Records for the task –
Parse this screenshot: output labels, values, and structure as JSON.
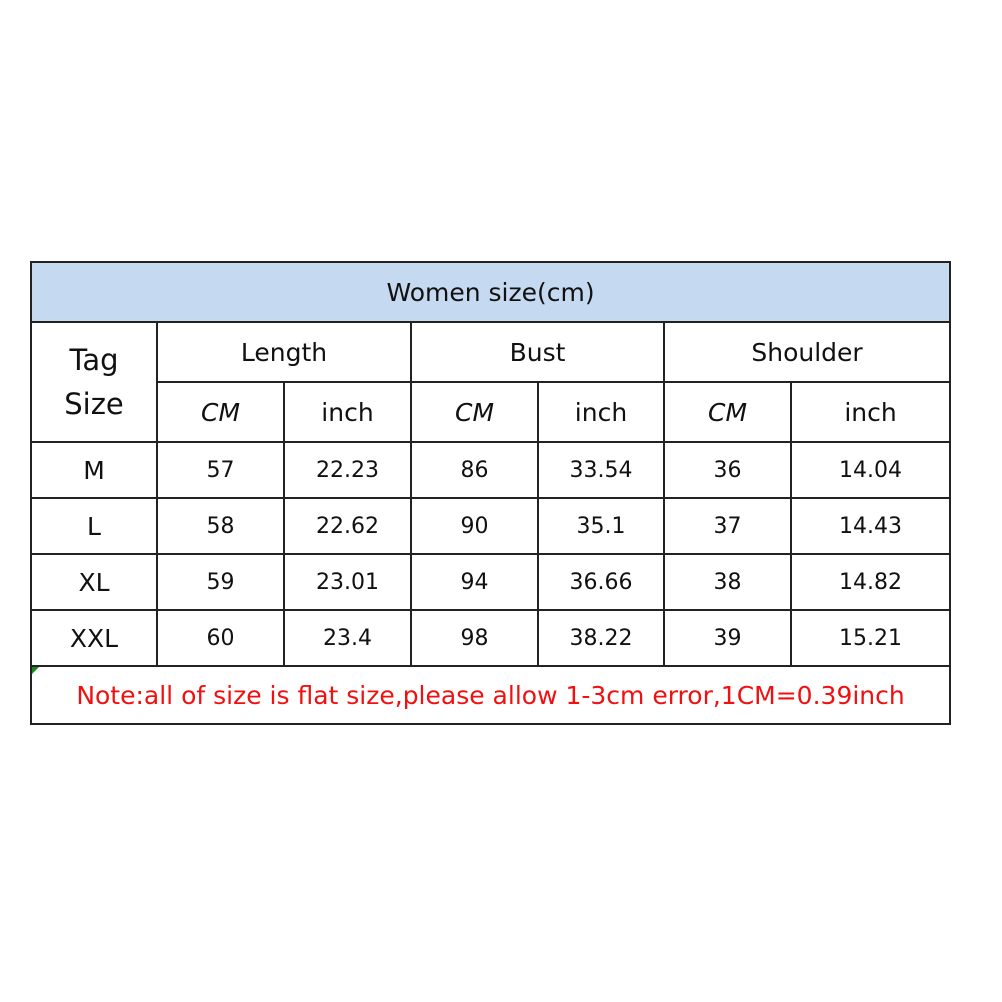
{
  "title": "Women size(cm)",
  "tag_size_label": [
    "Tag",
    "Size"
  ],
  "groups": [
    "Length",
    "Bust",
    "Shoulder"
  ],
  "units": [
    "CM",
    "inch",
    "CM",
    "inch",
    "CM",
    "inch"
  ],
  "rows": [
    {
      "size": "M",
      "values": [
        "57",
        "22.23",
        "86",
        "33.54",
        "36",
        "14.04"
      ]
    },
    {
      "size": "L",
      "values": [
        "58",
        "22.62",
        "90",
        "35.1",
        "37",
        "14.43"
      ]
    },
    {
      "size": "XL",
      "values": [
        "59",
        "23.01",
        "94",
        "36.66",
        "38",
        "14.82"
      ]
    },
    {
      "size": "XXL",
      "values": [
        "60",
        "23.4",
        "98",
        "38.22",
        "39",
        "15.21"
      ]
    }
  ],
  "note": "Note:all of size is flat size,please allow 1-3cm error,1CM=0.39inch",
  "colors": {
    "title_bg": "#c5d9f1",
    "note_text": "#f01010"
  }
}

Written request – Write out all the entries exactly, except for the pictures.

Task solution –
Parse this screenshot: output labels, values, and structure as JSON.
{
  "title": "Women size(cm)",
  "tag_size_label": [
    "Tag",
    "Size"
  ],
  "groups": [
    "Length",
    "Bust",
    "Shoulder"
  ],
  "units": [
    "CM",
    "inch",
    "CM",
    "inch",
    "CM",
    "inch"
  ],
  "rows": [
    {
      "size": "M",
      "values": [
        "57",
        "22.23",
        "86",
        "33.54",
        "36",
        "14.04"
      ]
    },
    {
      "size": "L",
      "values": [
        "58",
        "22.62",
        "90",
        "35.1",
        "37",
        "14.43"
      ]
    },
    {
      "size": "XL",
      "values": [
        "59",
        "23.01",
        "94",
        "36.66",
        "38",
        "14.82"
      ]
    },
    {
      "size": "XXL",
      "values": [
        "60",
        "23.4",
        "98",
        "38.22",
        "39",
        "15.21"
      ]
    }
  ],
  "note": "Note:all of size is flat size,please allow 1-3cm error,1CM=0.39inch",
  "colors": {
    "title_bg": "#c5d9f1",
    "note_text": "#f01010"
  }
}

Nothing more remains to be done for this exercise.